Your task
In the entries below, find the line containing "What's the underlying". Copy it and all lines after it, exactly, through the end.
━━━━━ Dataset
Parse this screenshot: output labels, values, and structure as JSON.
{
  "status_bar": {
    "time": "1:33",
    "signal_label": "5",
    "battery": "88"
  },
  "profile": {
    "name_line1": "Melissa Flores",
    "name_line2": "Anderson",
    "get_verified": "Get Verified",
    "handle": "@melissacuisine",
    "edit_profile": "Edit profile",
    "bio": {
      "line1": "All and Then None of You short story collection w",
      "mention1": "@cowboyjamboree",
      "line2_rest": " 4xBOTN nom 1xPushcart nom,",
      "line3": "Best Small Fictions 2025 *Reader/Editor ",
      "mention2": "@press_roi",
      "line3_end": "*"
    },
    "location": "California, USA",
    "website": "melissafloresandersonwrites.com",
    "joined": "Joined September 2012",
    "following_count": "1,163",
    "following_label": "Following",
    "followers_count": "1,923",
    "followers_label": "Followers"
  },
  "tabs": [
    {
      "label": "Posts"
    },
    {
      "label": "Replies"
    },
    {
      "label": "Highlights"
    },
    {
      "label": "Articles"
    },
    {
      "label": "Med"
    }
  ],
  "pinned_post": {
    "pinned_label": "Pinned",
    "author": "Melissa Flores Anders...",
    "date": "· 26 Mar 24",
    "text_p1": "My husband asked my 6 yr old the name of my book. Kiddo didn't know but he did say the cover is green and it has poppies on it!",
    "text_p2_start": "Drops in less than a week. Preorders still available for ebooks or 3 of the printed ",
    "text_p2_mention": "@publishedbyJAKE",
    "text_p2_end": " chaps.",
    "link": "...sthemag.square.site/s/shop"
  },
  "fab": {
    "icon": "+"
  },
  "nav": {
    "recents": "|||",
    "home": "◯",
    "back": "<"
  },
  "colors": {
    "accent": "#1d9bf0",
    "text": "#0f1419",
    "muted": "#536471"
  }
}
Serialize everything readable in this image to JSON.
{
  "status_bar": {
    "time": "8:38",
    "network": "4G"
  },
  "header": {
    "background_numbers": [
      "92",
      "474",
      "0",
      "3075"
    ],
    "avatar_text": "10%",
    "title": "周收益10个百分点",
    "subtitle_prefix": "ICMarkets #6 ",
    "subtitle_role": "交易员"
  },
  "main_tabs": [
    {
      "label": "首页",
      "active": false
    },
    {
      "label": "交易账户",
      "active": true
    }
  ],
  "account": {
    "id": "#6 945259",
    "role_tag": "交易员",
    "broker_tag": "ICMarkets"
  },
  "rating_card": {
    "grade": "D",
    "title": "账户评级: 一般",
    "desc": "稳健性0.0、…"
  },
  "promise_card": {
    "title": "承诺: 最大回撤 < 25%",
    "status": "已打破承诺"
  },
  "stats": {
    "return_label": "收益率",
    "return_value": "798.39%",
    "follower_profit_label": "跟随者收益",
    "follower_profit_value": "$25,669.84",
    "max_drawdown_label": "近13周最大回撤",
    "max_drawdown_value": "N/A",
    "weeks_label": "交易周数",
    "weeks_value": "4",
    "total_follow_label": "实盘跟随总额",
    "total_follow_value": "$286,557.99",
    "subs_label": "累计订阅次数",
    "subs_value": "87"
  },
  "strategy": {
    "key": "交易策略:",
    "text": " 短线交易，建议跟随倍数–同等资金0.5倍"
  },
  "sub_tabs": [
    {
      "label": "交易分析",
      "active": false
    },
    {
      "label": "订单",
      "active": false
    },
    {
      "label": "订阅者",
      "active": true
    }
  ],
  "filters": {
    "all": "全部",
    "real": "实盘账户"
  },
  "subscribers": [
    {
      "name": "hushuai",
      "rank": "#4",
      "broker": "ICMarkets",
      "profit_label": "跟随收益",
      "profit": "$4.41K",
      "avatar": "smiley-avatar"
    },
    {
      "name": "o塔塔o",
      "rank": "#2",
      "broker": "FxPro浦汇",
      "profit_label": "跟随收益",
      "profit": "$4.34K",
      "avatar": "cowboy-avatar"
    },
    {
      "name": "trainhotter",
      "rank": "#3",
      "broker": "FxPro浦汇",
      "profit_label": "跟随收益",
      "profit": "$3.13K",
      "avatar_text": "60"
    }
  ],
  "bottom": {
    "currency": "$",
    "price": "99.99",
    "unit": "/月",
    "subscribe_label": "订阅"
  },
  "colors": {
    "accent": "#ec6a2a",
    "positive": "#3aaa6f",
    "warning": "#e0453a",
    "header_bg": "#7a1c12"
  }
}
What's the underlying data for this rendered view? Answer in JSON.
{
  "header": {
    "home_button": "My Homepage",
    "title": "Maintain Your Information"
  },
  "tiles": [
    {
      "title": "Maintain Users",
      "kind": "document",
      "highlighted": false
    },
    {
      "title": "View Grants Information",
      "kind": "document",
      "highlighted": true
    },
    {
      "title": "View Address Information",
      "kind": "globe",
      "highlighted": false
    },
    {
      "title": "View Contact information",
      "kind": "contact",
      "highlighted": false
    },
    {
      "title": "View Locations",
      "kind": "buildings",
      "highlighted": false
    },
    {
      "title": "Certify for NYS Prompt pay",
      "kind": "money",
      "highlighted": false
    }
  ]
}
━━━━━━━━━━
Written solution
What's the underlying data for this rendered view? Answer in JSON.
{
  "header": {
    "home_button": "My Homepage",
    "title": "Maintain Your Information"
  },
  "tiles": [
    {
      "title": "Maintain Users",
      "kind": "document",
      "highlighted": false
    },
    {
      "title": "View Grants Information",
      "kind": "document",
      "highlighted": true
    },
    {
      "title": "View Address Information",
      "kind": "globe",
      "highlighted": false
    },
    {
      "title": "View Contact information",
      "kind": "contact",
      "highlighted": false
    },
    {
      "title": "View Locations",
      "kind": "buildings",
      "highlighted": false
    },
    {
      "title": "Certify for NYS Prompt pay",
      "kind": "money",
      "highlighted": false
    }
  ]
}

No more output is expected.